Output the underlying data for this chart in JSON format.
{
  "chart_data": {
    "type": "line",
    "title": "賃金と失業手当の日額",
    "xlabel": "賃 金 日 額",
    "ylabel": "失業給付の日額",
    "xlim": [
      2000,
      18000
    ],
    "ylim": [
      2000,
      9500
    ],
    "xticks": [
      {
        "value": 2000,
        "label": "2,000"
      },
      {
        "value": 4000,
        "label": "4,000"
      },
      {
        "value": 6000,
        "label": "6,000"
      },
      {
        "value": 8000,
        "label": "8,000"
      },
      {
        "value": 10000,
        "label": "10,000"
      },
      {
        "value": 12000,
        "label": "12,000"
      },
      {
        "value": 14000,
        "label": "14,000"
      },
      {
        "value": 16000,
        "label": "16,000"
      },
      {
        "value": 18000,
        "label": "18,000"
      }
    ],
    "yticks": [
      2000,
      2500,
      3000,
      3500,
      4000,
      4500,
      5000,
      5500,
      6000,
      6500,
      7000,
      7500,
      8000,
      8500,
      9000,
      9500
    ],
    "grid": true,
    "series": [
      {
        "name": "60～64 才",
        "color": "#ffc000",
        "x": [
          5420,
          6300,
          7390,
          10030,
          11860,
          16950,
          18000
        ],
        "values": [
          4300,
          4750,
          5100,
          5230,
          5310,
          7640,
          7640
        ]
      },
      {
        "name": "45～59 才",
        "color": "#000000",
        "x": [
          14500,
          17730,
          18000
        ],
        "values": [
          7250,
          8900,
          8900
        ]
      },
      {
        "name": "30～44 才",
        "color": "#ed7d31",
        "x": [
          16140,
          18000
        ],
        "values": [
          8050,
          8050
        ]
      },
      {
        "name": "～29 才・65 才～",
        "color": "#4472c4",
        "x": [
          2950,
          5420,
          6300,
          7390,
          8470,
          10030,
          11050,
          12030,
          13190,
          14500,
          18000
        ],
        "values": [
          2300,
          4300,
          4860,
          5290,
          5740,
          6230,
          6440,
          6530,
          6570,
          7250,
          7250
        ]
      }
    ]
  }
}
——
Goal ::
Every record above should be output exactly.

Full response ::
Output the underlying data for this chart in JSON format.
{
  "chart_data": {
    "type": "line",
    "title": "賃金と失業手当の日額",
    "xlabel": "賃 金 日 額",
    "ylabel": "失業給付の日額",
    "xlim": [
      2000,
      18000
    ],
    "ylim": [
      2000,
      9500
    ],
    "xticks": [
      {
        "value": 2000,
        "label": "2,000"
      },
      {
        "value": 4000,
        "label": "4,000"
      },
      {
        "value": 6000,
        "label": "6,000"
      },
      {
        "value": 8000,
        "label": "8,000"
      },
      {
        "value": 10000,
        "label": "10,000"
      },
      {
        "value": 12000,
        "label": "12,000"
      },
      {
        "value": 14000,
        "label": "14,000"
      },
      {
        "value": 16000,
        "label": "16,000"
      },
      {
        "value": 18000,
        "label": "18,000"
      }
    ],
    "yticks": [
      2000,
      2500,
      3000,
      3500,
      4000,
      4500,
      5000,
      5500,
      6000,
      6500,
      7000,
      7500,
      8000,
      8500,
      9000,
      9500
    ],
    "grid": true,
    "series": [
      {
        "name": "60～64 才",
        "color": "#ffc000",
        "x": [
          5420,
          6300,
          7390,
          10030,
          11860,
          16950,
          18000
        ],
        "values": [
          4300,
          4750,
          5100,
          5230,
          5310,
          7640,
          7640
        ]
      },
      {
        "name": "45～59 才",
        "color": "#000000",
        "x": [
          14500,
          17730,
          18000
        ],
        "values": [
          7250,
          8900,
          8900
        ]
      },
      {
        "name": "30～44 才",
        "color": "#ed7d31",
        "x": [
          16140,
          18000
        ],
        "values": [
          8050,
          8050
        ]
      },
      {
        "name": "～29 才・65 才～",
        "color": "#4472c4",
        "x": [
          2950,
          5420,
          6300,
          7390,
          8470,
          10030,
          11050,
          12030,
          13190,
          14500,
          18000
        ],
        "values": [
          2300,
          4300,
          4860,
          5290,
          5740,
          6230,
          6440,
          6530,
          6570,
          7250,
          7250
        ]
      }
    ]
  }
}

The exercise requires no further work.